— START OF Record list —

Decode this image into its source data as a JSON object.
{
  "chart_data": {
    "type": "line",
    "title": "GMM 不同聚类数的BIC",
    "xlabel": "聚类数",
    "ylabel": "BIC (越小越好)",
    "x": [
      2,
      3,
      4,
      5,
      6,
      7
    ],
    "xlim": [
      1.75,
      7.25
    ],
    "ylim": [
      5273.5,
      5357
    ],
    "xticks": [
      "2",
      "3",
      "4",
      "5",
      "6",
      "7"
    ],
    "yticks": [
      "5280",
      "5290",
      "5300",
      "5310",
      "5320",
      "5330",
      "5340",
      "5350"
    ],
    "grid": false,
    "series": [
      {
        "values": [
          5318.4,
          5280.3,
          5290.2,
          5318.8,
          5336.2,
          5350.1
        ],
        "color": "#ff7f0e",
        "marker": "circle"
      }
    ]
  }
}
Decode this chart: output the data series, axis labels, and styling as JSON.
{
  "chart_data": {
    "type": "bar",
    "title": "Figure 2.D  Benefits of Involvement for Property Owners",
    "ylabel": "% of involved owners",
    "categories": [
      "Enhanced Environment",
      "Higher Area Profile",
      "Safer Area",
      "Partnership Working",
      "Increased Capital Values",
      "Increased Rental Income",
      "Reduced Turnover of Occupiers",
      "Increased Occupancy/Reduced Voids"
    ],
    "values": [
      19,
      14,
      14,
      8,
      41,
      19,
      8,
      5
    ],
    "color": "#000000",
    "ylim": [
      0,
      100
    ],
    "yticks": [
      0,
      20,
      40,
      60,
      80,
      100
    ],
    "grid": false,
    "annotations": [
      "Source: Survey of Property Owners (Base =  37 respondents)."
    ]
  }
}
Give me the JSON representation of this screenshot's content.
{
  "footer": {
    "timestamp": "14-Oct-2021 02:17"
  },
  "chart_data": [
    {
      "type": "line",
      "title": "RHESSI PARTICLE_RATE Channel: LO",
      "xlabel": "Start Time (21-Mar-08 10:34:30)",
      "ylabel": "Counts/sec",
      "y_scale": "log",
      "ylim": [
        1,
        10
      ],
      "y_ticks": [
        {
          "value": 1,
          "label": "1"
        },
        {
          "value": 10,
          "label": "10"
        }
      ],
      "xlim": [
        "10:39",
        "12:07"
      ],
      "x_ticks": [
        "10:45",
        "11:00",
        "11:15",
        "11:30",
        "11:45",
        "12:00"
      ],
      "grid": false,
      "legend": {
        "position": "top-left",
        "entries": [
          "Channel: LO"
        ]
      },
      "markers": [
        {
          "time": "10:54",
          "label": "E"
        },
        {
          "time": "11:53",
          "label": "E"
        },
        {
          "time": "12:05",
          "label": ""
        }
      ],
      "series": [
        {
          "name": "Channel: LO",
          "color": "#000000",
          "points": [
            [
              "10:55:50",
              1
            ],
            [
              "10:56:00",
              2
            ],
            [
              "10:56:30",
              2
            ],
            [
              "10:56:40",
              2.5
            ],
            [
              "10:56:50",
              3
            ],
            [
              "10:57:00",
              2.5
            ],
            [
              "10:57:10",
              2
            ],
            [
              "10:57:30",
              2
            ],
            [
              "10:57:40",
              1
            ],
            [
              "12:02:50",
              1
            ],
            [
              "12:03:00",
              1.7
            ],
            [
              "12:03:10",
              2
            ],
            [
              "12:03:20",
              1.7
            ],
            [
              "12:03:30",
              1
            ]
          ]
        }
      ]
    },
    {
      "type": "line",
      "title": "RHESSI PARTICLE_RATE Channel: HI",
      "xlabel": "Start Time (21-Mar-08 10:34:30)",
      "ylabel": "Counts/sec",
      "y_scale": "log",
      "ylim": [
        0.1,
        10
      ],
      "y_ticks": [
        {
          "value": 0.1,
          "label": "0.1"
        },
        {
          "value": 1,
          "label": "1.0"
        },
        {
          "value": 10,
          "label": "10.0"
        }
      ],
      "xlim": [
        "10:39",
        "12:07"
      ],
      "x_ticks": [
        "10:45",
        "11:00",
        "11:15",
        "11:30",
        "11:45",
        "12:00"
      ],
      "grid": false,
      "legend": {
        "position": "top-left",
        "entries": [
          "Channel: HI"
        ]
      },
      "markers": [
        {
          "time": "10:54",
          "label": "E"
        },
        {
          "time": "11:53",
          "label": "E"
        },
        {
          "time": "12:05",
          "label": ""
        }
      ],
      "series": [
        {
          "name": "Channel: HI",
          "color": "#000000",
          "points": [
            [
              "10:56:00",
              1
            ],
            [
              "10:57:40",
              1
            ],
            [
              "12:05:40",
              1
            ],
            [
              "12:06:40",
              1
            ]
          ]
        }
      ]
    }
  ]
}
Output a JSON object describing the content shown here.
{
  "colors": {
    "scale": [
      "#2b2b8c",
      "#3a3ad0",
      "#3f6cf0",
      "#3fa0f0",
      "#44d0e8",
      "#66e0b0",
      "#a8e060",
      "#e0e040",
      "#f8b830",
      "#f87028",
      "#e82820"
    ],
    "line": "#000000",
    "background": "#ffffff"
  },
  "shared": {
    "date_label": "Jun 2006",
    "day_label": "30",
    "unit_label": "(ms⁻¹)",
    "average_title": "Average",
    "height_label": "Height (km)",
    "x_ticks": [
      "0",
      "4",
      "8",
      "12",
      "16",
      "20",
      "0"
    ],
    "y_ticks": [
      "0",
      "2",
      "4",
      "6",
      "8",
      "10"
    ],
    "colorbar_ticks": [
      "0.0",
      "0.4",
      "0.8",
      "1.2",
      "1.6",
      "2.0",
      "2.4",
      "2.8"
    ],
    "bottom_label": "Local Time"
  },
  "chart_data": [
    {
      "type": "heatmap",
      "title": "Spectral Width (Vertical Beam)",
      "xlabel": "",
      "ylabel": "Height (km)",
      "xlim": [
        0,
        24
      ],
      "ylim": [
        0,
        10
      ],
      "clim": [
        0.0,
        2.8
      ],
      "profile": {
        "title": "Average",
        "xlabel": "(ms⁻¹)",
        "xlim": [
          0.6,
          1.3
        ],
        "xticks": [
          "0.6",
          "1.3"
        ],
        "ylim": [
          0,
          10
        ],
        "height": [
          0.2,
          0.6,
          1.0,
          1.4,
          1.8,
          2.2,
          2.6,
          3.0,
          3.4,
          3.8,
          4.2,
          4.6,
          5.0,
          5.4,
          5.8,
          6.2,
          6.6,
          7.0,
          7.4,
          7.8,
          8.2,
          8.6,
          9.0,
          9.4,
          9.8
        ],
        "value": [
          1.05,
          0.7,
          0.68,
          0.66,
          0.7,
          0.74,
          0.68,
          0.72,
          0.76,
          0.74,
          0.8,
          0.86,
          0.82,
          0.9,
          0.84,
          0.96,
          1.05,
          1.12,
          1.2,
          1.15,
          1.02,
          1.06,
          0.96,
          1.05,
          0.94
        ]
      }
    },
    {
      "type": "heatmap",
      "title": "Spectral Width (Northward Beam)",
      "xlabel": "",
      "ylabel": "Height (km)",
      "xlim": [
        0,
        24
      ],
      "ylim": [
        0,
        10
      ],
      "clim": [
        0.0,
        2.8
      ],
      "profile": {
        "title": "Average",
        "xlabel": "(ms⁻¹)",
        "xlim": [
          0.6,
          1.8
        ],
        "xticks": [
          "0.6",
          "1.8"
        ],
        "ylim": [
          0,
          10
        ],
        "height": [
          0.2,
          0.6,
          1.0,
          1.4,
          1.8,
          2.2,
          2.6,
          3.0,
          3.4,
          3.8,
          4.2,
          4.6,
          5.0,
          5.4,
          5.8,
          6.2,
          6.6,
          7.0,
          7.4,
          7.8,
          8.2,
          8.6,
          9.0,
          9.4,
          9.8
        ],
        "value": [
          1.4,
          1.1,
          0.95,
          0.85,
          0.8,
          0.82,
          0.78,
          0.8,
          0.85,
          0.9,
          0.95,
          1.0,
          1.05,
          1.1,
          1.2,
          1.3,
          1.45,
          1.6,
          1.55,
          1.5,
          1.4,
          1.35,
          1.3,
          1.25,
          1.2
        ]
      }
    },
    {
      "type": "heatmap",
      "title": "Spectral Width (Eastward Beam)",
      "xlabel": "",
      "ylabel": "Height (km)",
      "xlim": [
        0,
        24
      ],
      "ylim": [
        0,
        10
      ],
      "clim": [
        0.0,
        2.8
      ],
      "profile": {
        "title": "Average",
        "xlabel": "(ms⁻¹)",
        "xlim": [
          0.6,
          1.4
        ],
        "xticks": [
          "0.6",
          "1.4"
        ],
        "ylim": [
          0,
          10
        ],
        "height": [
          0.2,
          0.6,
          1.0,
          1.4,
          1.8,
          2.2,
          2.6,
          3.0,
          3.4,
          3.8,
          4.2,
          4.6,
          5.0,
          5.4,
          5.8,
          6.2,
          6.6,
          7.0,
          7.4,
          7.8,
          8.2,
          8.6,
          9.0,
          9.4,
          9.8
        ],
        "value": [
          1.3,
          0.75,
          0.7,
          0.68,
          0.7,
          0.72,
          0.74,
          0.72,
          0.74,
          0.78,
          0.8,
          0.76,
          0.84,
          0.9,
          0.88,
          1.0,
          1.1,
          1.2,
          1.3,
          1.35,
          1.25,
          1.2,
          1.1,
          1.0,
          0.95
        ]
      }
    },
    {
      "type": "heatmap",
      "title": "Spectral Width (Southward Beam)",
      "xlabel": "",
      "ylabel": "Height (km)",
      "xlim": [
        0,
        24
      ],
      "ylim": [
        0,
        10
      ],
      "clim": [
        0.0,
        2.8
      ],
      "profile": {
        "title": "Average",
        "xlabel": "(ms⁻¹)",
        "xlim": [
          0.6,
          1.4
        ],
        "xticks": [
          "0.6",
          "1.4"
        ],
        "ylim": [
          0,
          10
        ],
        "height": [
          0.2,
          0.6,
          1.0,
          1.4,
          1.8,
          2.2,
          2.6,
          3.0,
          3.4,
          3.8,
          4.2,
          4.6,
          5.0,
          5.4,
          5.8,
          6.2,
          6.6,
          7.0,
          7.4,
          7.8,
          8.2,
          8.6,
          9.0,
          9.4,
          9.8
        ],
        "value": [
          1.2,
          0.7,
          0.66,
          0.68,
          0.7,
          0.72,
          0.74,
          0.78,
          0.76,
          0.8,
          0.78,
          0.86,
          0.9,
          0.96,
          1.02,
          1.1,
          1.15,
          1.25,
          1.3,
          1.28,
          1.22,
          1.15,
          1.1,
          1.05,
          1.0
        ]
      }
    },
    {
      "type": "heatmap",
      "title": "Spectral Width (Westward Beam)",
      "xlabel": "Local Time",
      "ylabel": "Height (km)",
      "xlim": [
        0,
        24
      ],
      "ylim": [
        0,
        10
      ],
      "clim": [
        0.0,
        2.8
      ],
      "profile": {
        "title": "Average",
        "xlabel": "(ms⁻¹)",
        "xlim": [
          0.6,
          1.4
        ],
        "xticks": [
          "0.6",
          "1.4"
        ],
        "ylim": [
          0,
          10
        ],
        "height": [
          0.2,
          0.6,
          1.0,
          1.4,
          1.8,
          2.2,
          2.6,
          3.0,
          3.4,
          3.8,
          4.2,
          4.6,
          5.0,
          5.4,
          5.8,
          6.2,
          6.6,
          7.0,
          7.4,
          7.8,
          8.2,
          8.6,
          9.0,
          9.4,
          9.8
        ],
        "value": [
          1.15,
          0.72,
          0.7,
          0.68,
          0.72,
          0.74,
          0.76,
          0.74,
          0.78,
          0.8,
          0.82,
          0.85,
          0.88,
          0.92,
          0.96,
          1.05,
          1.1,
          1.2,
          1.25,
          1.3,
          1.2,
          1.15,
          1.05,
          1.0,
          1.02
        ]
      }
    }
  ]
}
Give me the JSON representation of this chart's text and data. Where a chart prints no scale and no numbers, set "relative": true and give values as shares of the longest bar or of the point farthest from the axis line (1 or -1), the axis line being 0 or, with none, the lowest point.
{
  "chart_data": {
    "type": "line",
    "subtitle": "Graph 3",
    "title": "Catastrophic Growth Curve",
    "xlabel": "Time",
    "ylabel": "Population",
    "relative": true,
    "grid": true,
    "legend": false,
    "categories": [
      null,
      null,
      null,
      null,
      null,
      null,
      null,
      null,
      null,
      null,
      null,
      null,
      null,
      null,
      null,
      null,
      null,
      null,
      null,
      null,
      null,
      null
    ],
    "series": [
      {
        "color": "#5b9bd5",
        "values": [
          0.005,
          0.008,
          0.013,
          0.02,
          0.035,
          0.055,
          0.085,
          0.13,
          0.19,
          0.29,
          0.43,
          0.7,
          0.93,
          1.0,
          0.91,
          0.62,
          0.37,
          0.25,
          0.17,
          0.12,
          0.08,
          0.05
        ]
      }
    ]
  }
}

— END OF Record list —

__Written request__.
Output the lines from the line containing "Give me the JSON representation of this chart's" to the end, both included; add nothing.

__Worked solution__.
Give me the JSON representation of this chart's text and data. Where a chart prints no scale and no numbers, set "relative": true and give values as shares of the longest bar or of the point farthest from the axis line (1 or -1), the axis line being 0 or, with none, the lowest point.
{
  "chart_data": {
    "type": "line",
    "subtitle": "Graph 3",
    "title": "Catastrophic Growth Curve",
    "xlabel": "Time",
    "ylabel": "Population",
    "relative": true,
    "grid": true,
    "legend": false,
    "categories": [
      null,
      null,
      null,
      null,
      null,
      null,
      null,
      null,
      null,
      null,
      null,
      null,
      null,
      null,
      null,
      null,
      null,
      null,
      null,
      null,
      null,
      null
    ],
    "series": [
      {
        "color": "#5b9bd5",
        "values": [
          0.005,
          0.008,
          0.013,
          0.02,
          0.035,
          0.055,
          0.085,
          0.13,
          0.19,
          0.29,
          0.43,
          0.7,
          0.93,
          1.0,
          0.91,
          0.62,
          0.37,
          0.25,
          0.17,
          0.12,
          0.08,
          0.05
        ]
      }
    ]
  }
}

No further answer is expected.